* [PROVIDED DATA]
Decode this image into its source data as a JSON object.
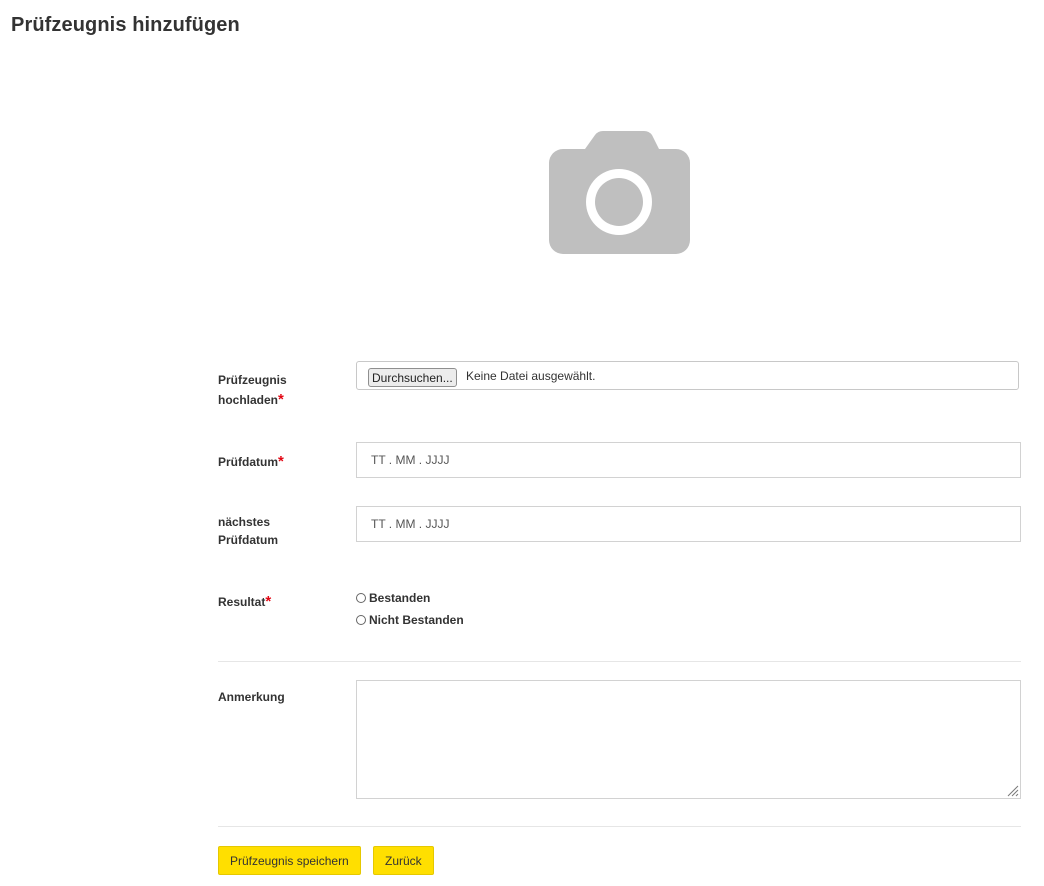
{
  "page": {
    "title": "Prüfzeugnis hinzufügen"
  },
  "image_placeholder": {
    "icon": "camera-icon",
    "color": "#bfbfbf"
  },
  "form": {
    "upload": {
      "label_line1": "Prüfzeugnis",
      "label_line2": "hochladen",
      "required_mark": "*",
      "browse_label": "Durchsuchen...",
      "status_text": "Keine Datei ausgewählt."
    },
    "test_date": {
      "label": "Prüfdatum",
      "required_mark": "*",
      "placeholder": "TT . MM . JJJJ",
      "value": ""
    },
    "next_test_date": {
      "label_line1": "nächstes",
      "label_line2": "Prüfdatum",
      "placeholder": "TT . MM . JJJJ",
      "value": ""
    },
    "result": {
      "label": "Resultat",
      "required_mark": "*",
      "options": [
        "Bestanden",
        "Nicht Bestanden"
      ],
      "selected": null
    },
    "remark": {
      "label": "Anmerkung",
      "value": ""
    }
  },
  "actions": {
    "save_label": "Prüfzeugnis speichern",
    "back_label": "Zurück"
  },
  "colors": {
    "accent": "#ffdf00",
    "required": "#e30613",
    "border": "#d2d2d2",
    "text": "#333333"
  }
}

* [GIVEN TASK] Drop the images and repeat the data exactly.

* [RESULT OF THIS TASK]
Decode this image into its source data as a JSON object.
{
  "page": {
    "title": "Prüfzeugnis hinzufügen"
  },
  "image_placeholder": {
    "icon": "camera-icon",
    "color": "#bfbfbf"
  },
  "form": {
    "upload": {
      "label_line1": "Prüfzeugnis",
      "label_line2": "hochladen",
      "required_mark": "*",
      "browse_label": "Durchsuchen...",
      "status_text": "Keine Datei ausgewählt."
    },
    "test_date": {
      "label": "Prüfdatum",
      "required_mark": "*",
      "placeholder": "TT . MM . JJJJ",
      "value": ""
    },
    "next_test_date": {
      "label_line1": "nächstes",
      "label_line2": "Prüfdatum",
      "placeholder": "TT . MM . JJJJ",
      "value": ""
    },
    "result": {
      "label": "Resultat",
      "required_mark": "*",
      "options": [
        "Bestanden",
        "Nicht Bestanden"
      ],
      "selected": null
    },
    "remark": {
      "label": "Anmerkung",
      "value": ""
    }
  },
  "actions": {
    "save_label": "Prüfzeugnis speichern",
    "back_label": "Zurück"
  },
  "colors": {
    "accent": "#ffdf00",
    "required": "#e30613",
    "border": "#d2d2d2",
    "text": "#333333"
  }
}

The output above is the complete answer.